--- Start of Input data ---
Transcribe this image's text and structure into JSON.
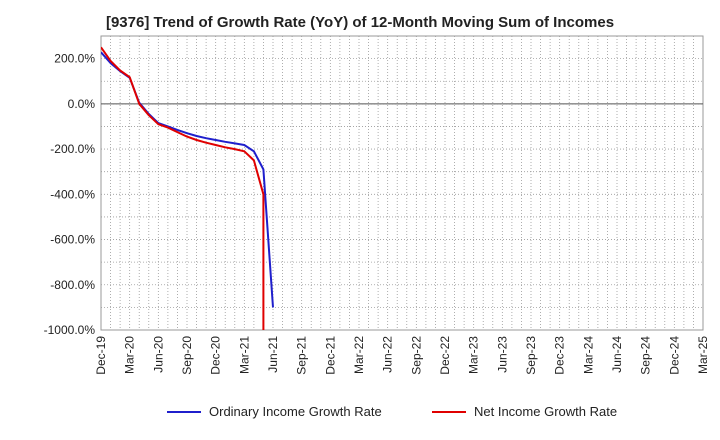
{
  "chart_data": {
    "type": "line",
    "title": "[9376]  Trend of Growth Rate (YoY) of 12-Month Moving Sum of Incomes",
    "xlabel": "",
    "ylabel": "",
    "ylim": [
      -1000,
      300
    ],
    "y_ticks": [
      200,
      0,
      -200,
      -400,
      -600,
      -800,
      -1000
    ],
    "y_tick_labels": [
      "200.0%",
      "0.0%",
      "-200.0%",
      "-400.0%",
      "-600.0%",
      "-800.0%",
      "-1000.0%"
    ],
    "x_tick_labels": [
      "Dec-19",
      "Mar-20",
      "Jun-20",
      "Sep-20",
      "Dec-20",
      "Mar-21",
      "Jun-21",
      "Sep-21",
      "Dec-21",
      "Mar-22",
      "Jun-22",
      "Sep-22",
      "Dec-22",
      "Mar-23",
      "Jun-23",
      "Sep-23",
      "Dec-23",
      "Mar-24",
      "Jun-24",
      "Sep-24",
      "Dec-24",
      "Mar-25"
    ],
    "grid": true,
    "legend_position": "bottom",
    "series": [
      {
        "name": "Ordinary Income Growth Rate",
        "color": "#1f1fcc",
        "points": [
          [
            "Dec-19",
            228
          ],
          [
            "Jan-20",
            180
          ],
          [
            "Feb-20",
            145
          ],
          [
            "Mar-20",
            115
          ],
          [
            "Apr-20",
            5
          ],
          [
            "May-20",
            -45
          ],
          [
            "Jun-20",
            -85
          ],
          [
            "Jul-20",
            -100
          ],
          [
            "Aug-20",
            -115
          ],
          [
            "Sep-20",
            -130
          ],
          [
            "Oct-20",
            -142
          ],
          [
            "Nov-20",
            -152
          ],
          [
            "Dec-20",
            -160
          ],
          [
            "Jan-21",
            -168
          ],
          [
            "Feb-21",
            -175
          ],
          [
            "Mar-21",
            -182
          ],
          [
            "Apr-21",
            -210
          ],
          [
            "May-21",
            -290
          ],
          [
            "Jun-21",
            -900
          ]
        ]
      },
      {
        "name": "Net Income Growth Rate",
        "color": "#e00000",
        "points": [
          [
            "Dec-19",
            250
          ],
          [
            "Jan-20",
            190
          ],
          [
            "Feb-20",
            148
          ],
          [
            "Mar-20",
            118
          ],
          [
            "Apr-20",
            0
          ],
          [
            "May-20",
            -50
          ],
          [
            "Jun-20",
            -90
          ],
          [
            "Jul-20",
            -105
          ],
          [
            "Aug-20",
            -125
          ],
          [
            "Sep-20",
            -145
          ],
          [
            "Oct-20",
            -160
          ],
          [
            "Nov-20",
            -172
          ],
          [
            "Dec-20",
            -182
          ],
          [
            "Jan-21",
            -192
          ],
          [
            "Feb-21",
            -200
          ],
          [
            "Mar-21",
            -210
          ],
          [
            "Apr-21",
            -250
          ],
          [
            "May-21",
            -400
          ],
          [
            "May-21",
            -1000
          ]
        ]
      }
    ]
  }
}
--- End of Input data ---
● Task:
Only lines holding the string "Growth" are wanted; gather each one from the entries above.

● Full output:
    "title": "[9376]  Trend of Growth Rate (YoY) of 12-Month Moving Sum of Incomes",
        "name": "Ordinary Income Growth Rate",
        "name": "Net Income Growth Rate",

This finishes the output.